◆ GIVEN ENTRIES
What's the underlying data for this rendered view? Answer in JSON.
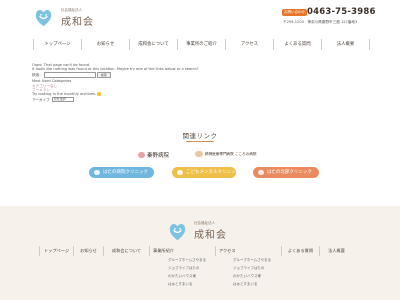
{
  "header": {
    "logo_sub": "社会福祉法人",
    "logo_name": "成和会",
    "tel_badge": "お問い合わせ",
    "tel_number": "0463-75-3986",
    "address": "〒259-1203　神奈川県秦野市三廻 127番地3"
  },
  "nav": {
    "items": [
      "トップページ",
      "お知らせ",
      "成和会について",
      "事業所のご紹介",
      "アクセス",
      "よくある質問",
      "法人概要"
    ]
  },
  "error": {
    "line1": "Oops! That page can't be found.",
    "line2": "It looks like nothing was found at this location. Maybe try one of the links below or a search?",
    "search_label": "検索：",
    "search_placeholder": "",
    "search_button": "検索",
    "most_used": "Most Used Categories",
    "category1": "カテゴリーなし",
    "category2": "ブーメラン",
    "emoji_text": "Try looking in the monthly archives.",
    "archive_label": "アーカイブ",
    "archive_select": "月を選択"
  },
  "related": {
    "title": "関連リンク",
    "hospital1": "秦野病院",
    "hospital2": "精神医療専門病院 こころの病院",
    "clinic1": "はたの病院クリニック",
    "clinic2": "こどもメンタルクリニック",
    "clinic3": "はたの北部クリニック"
  },
  "footer": {
    "logo_sub": "社会福祉法人",
    "logo_name": "成和会",
    "nav": [
      "トップページ",
      "お知らせ",
      "成和会について",
      "事業所紹介",
      "アクセス",
      "よくある質問",
      "法人概要"
    ],
    "sub_list_1": [
      "グループホームさやまる",
      "ジョブライフはたの",
      "わかたいハウス東",
      "はぁとすまいる"
    ],
    "sub_list_2": [
      "グループホームさやまる",
      "ジョブライフはたの",
      "わかたいハウス東",
      "はぁとすまいる"
    ]
  },
  "colors": {
    "accent": "#e8752a",
    "heart": "#7cc3df",
    "footer_bg": "#f7f1ec"
  }
}
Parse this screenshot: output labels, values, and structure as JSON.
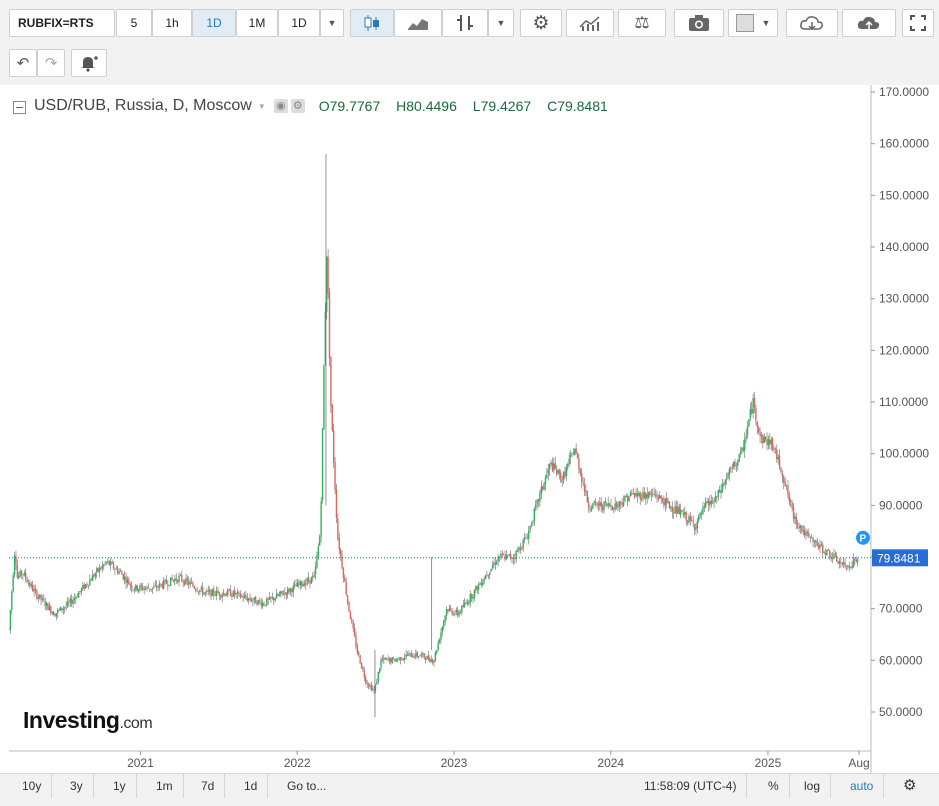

◆ BRIEF
Without the pictures, return all the records precisely as they stand.

◆ FULL RESPONSE
What's the underlying data for this rendered view? Answer in JSON.
{
  "header": {
    "logo_sub": "社会福祉法人",
    "logo_name": "成和会",
    "tel_badge": "お問い合わせ",
    "tel_number": "0463-75-3986",
    "address": "〒259-1203　神奈川県秦野市三廻 127番地3"
  },
  "nav": {
    "items": [
      "トップページ",
      "お知らせ",
      "成和会について",
      "事業所のご紹介",
      "アクセス",
      "よくある質問",
      "法人概要"
    ]
  },
  "error": {
    "line1": "Oops! That page can't be found.",
    "line2": "It looks like nothing was found at this location. Maybe try one of the links below or a search?",
    "search_label": "検索：",
    "search_placeholder": "",
    "search_button": "検索",
    "most_used": "Most Used Categories",
    "category1": "カテゴリーなし",
    "category2": "ブーメラン",
    "emoji_text": "Try looking in the monthly archives.",
    "archive_label": "アーカイブ",
    "archive_select": "月を選択"
  },
  "related": {
    "title": "関連リンク",
    "hospital1": "秦野病院",
    "hospital2": "精神医療専門病院 こころの病院",
    "clinic1": "はたの病院クリニック",
    "clinic2": "こどもメンタルクリニック",
    "clinic3": "はたの北部クリニック"
  },
  "footer": {
    "logo_sub": "社会福祉法人",
    "logo_name": "成和会",
    "nav": [
      "トップページ",
      "お知らせ",
      "成和会について",
      "事業所紹介",
      "アクセス",
      "よくある質問",
      "法人概要"
    ],
    "sub_list_1": [
      "グループホームさやまる",
      "ジョブライフはたの",
      "わかたいハウス東",
      "はぁとすまいる"
    ],
    "sub_list_2": [
      "グループホームさやまる",
      "ジョブライフはたの",
      "わかたいハウス東",
      "はぁとすまいる"
    ]
  },
  "colors": {
    "accent": "#e8752a",
    "heart": "#7cc3df",
    "footer_bg": "#f7f1ec"
  }
}
Parse this screenshot: output labels, values, and structure as JSON.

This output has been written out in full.